Essays On Death With Dignity

Death With Dignity

Euthanasia is a controversial subject that has been a longstanding and multifaceted debate. The argument over patient rights and physicians responsibilities has been on going since the 1950's. Suicide is a legal act that is theoretically available to all, however many people think that euthanasia is far worse than suicide. Doctor assisted suicide should be permitted, it gives a patient the right to choose between a life without dignity and hope, or ending their pain and suffering with an honorable closure on the life they had.

Patients who are terminally ill and feel their life is not worth living because of loss of dignity and loss of capability may long for death, and it should be available to them. Life can become so unpleasant, become so hopeless that virtually no one would wish to continue it; the opponent of euthanasia must face that. (AP) Suffering can take many forms, but physical agony and emotional despair are the ones that take toll on a patient with no hope of ever getting better. When people have to repeatedly and actively ask for help from others they might feel like a burden or feel useless. Having the option to choose whether they would like to die or go on living should be their choice. When patients have to rely on pain medication, they may fear that could become addicted, or that the medication may not work. When someone with a deadly disease or medical condition is told the doctors might find a cure, their hope is already gone and they have no faith in waiting for a cure that may never come.

In the future we may find a successful cure that could save many people that are just waiting for one to come along. Advances in medical science have made it possible to cure pneumonia in cancer patients by administering antibiotics, which would have killed them before. Cardiac arrest and kidney failure is no longer fatal with the new appropriate technological interventions. Scientists and doctors are studying and constantly researching medical conditions to find cures. Medication prevents pain and suffering and can help a patient rest easily. Some people may have been mis-diagnosed and are told that they have six months to live, when in fact they have lived a year or more past their expected date. If only people could wait and see what would happen to them, instead of just ending their lives, they might be satisfied with what would happen. (SB)

The cost to keep someone on life support or to keep them hanging on is very high; in fact it is a lot higher than the actual act of euthanasia. When a person s family has to pay for them to stay alive, with expensive medications and life support machines, it can be an enormous amount of money, and who knows how long it would go on like that. The sick individual may feel bad about having to depend on family for help, and decide they do not want to feel like that. All of the time and money that is spent on a patient, who wishes to die, could be better spent on finding a cure. The cost of doctor assisted suicide in the long run would be a considerably less than sustaining life.

Page layout parsing data –
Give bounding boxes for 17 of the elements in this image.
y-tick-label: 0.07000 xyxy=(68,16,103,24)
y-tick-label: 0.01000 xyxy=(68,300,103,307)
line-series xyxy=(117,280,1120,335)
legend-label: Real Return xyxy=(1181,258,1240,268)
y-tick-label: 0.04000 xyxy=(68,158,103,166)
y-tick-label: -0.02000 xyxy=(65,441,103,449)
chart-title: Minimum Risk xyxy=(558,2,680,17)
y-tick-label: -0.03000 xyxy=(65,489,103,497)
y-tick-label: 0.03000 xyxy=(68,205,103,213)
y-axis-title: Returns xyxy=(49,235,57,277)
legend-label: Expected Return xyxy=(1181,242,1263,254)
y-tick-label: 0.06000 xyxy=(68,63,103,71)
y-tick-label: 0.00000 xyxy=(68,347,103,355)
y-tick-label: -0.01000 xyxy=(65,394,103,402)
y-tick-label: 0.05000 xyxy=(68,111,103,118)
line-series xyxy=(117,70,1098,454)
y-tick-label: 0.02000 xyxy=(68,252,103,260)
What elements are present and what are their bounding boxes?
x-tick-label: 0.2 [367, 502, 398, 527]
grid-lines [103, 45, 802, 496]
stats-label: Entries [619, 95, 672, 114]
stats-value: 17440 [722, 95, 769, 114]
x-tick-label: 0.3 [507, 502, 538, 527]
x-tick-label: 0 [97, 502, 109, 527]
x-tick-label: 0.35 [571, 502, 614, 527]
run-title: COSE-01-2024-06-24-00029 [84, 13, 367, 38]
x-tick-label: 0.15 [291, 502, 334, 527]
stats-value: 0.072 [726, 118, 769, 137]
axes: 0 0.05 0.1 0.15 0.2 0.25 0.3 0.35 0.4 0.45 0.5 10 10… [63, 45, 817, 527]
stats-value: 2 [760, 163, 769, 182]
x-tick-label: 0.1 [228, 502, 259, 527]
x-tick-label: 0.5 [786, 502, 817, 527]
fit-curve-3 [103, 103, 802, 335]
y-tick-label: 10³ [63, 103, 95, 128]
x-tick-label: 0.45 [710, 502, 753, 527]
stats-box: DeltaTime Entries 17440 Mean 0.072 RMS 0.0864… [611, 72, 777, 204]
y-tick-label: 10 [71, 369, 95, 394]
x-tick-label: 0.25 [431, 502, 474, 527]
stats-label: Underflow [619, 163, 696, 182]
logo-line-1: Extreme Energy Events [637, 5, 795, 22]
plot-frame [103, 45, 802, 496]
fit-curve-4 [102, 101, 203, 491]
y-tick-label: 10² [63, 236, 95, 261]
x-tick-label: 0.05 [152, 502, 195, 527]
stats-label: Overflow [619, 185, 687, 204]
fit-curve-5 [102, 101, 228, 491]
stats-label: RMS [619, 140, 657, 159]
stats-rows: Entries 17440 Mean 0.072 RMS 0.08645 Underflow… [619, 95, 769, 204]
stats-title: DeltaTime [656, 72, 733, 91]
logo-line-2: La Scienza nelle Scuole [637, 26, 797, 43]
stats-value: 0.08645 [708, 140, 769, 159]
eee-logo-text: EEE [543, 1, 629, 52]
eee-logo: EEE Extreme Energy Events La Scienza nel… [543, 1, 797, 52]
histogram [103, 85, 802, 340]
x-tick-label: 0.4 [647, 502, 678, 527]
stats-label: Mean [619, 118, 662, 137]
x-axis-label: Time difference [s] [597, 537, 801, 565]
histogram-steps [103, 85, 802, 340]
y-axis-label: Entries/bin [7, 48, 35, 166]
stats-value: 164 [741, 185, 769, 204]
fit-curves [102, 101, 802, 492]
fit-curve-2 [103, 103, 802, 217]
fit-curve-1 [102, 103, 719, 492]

What to produce – Please copy the part of the death with dignity essay from "In the future" to "would happen. (SB)" word for word.

Solution to the problem –
In the future we may find a successful cure that could save many people that are just waiting for one to come along. Advances in medical science have made it possible to cure pneumonia in cancer patients by administering antibiotics, which would have killed them before. Cardiac arrest and kidney failure is no longer fatal with the new appropriate technological interventions. Scientists and doctors are studying and constantly researching medical conditions to find cures. Medication prevents pain and suffering and can help a patient rest easily. Some people may have been mis-diagnosed and are told that they have six months to live, when in fact they have lived a year or more past their expected date. If only people could wait and see what would happen to them, instead of just ending their lives, they might be satisfied with what would happen. (SB)